Copy out every line of the data exactly.
** Start of Recorded information **
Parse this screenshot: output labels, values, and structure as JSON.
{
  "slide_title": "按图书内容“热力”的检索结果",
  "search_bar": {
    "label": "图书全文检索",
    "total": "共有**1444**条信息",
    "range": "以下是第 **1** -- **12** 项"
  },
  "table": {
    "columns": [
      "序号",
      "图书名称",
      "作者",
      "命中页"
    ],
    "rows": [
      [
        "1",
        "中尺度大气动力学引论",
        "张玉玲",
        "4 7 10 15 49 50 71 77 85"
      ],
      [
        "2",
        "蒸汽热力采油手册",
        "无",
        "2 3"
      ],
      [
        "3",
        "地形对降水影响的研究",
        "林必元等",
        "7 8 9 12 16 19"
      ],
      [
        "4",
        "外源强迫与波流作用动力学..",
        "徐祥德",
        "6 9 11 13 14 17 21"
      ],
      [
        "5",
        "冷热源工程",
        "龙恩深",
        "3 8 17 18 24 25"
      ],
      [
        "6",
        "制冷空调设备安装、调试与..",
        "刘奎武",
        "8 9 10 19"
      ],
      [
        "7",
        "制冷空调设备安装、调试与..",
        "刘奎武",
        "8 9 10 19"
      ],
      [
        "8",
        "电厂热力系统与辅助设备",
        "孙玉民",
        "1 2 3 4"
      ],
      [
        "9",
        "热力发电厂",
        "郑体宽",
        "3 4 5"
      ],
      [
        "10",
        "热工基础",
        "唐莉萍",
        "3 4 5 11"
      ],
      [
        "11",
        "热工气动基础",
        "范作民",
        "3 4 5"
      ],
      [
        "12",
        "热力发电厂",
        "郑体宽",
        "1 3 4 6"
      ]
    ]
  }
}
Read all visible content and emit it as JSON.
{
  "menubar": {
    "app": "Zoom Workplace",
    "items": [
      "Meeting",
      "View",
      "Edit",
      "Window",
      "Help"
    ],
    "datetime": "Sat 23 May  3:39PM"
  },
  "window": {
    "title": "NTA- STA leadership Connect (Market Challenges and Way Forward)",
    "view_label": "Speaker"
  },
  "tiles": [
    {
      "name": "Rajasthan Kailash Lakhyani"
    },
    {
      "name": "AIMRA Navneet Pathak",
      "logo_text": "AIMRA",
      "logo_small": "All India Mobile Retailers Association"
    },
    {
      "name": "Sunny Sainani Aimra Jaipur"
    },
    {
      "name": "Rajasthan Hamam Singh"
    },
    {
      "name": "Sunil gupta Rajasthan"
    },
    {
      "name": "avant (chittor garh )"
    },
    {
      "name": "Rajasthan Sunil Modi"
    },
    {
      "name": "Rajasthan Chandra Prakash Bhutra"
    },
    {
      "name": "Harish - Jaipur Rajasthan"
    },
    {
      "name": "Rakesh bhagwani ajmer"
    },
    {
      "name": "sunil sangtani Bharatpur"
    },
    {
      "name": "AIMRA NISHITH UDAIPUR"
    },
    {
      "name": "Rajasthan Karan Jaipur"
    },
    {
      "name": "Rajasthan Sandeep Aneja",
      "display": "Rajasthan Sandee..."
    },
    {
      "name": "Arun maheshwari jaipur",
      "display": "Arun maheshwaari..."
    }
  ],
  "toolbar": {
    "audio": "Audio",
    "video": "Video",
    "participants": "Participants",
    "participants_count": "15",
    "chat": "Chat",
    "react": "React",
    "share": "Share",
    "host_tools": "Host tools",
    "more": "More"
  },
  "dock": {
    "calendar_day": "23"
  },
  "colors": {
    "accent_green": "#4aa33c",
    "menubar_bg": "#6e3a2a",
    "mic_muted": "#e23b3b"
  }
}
** End of Recorded information **
• Response:
Parse this screenshot: output labels, values, and structure as JSON.
{
  "slide_title": "按图书内容“热力”的检索结果",
  "search_bar": {
    "label": "图书全文检索",
    "total": "共有**1444**条信息",
    "range": "以下是第 **1** -- **12** 项"
  },
  "table": {
    "columns": [
      "序号",
      "图书名称",
      "作者",
      "命中页"
    ],
    "rows": [
      [
        "1",
        "中尺度大气动力学引论",
        "张玉玲",
        "4 7 10 15 49 50 71 77 85"
      ],
      [
        "2",
        "蒸汽热力采油手册",
        "无",
        "2 3"
      ],
      [
        "3",
        "地形对降水影响的研究",
        "林必元等",
        "7 8 9 12 16 19"
      ],
      [
        "4",
        "外源强迫与波流作用动力学..",
        "徐祥德",
        "6 9 11 13 14 17 21"
      ],
      [
        "5",
        "冷热源工程",
        "龙恩深",
        "3 8 17 18 24 25"
      ],
      [
        "6",
        "制冷空调设备安装、调试与..",
        "刘奎武",
        "8 9 10 19"
      ],
      [
        "7",
        "制冷空调设备安装、调试与..",
        "刘奎武",
        "8 9 10 19"
      ],
      [
        "8",
        "电厂热力系统与辅助设备",
        "孙玉民",
        "1 2 3 4"
      ],
      [
        "9",
        "热力发电厂",
        "郑体宽",
        "3 4 5"
      ],
      [
        "10",
        "热工基础",
        "唐莉萍",
        "3 4 5 11"
      ],
      [
        "11",
        "热工气动基础",
        "范作民",
        "3 4 5"
      ],
      [
        "12",
        "热力发电厂",
        "郑体宽",
        "1 3 4 6"
      ]
    ]
  }
}
Read all visible content and emit it as JSON.
{
  "menubar": {
    "app": "Zoom Workplace",
    "items": [
      "Meeting",
      "View",
      "Edit",
      "Window",
      "Help"
    ],
    "datetime": "Sat 23 May  3:39PM"
  },
  "window": {
    "title": "NTA- STA leadership Connect (Market Challenges and Way Forward)",
    "view_label": "Speaker"
  },
  "tiles": [
    {
      "name": "Rajasthan Kailash Lakhyani"
    },
    {
      "name": "AIMRA Navneet Pathak",
      "logo_text": "AIMRA",
      "logo_small": "All India Mobile Retailers Association"
    },
    {
      "name": "Sunny Sainani Aimra Jaipur"
    },
    {
      "name": "Rajasthan Hamam Singh"
    },
    {
      "name": "Sunil gupta Rajasthan"
    },
    {
      "name": "avant (chittor garh )"
    },
    {
      "name": "Rajasthan Sunil Modi"
    },
    {
      "name": "Rajasthan Chandra Prakash Bhutra"
    },
    {
      "name": "Harish - Jaipur Rajasthan"
    },
    {
      "name": "Rakesh bhagwani ajmer"
    },
    {
      "name": "sunil sangtani Bharatpur"
    },
    {
      "name": "AIMRA NISHITH UDAIPUR"
    },
    {
      "name": "Rajasthan Karan Jaipur"
    },
    {
      "name": "Rajasthan Sandeep Aneja",
      "display": "Rajasthan Sandee..."
    },
    {
      "name": "Arun maheshwari jaipur",
      "display": "Arun maheshwaari..."
    }
  ],
  "toolbar": {
    "audio": "Audio",
    "video": "Video",
    "participants": "Participants",
    "participants_count": "15",
    "chat": "Chat",
    "react": "React",
    "share": "Share",
    "host_tools": "Host tools",
    "more": "More"
  },
  "dock": {
    "calendar_day": "23"
  },
  "colors": {
    "accent_green": "#4aa33c",
    "menubar_bg": "#6e3a2a",
    "mic_muted": "#e23b3b"
  }
}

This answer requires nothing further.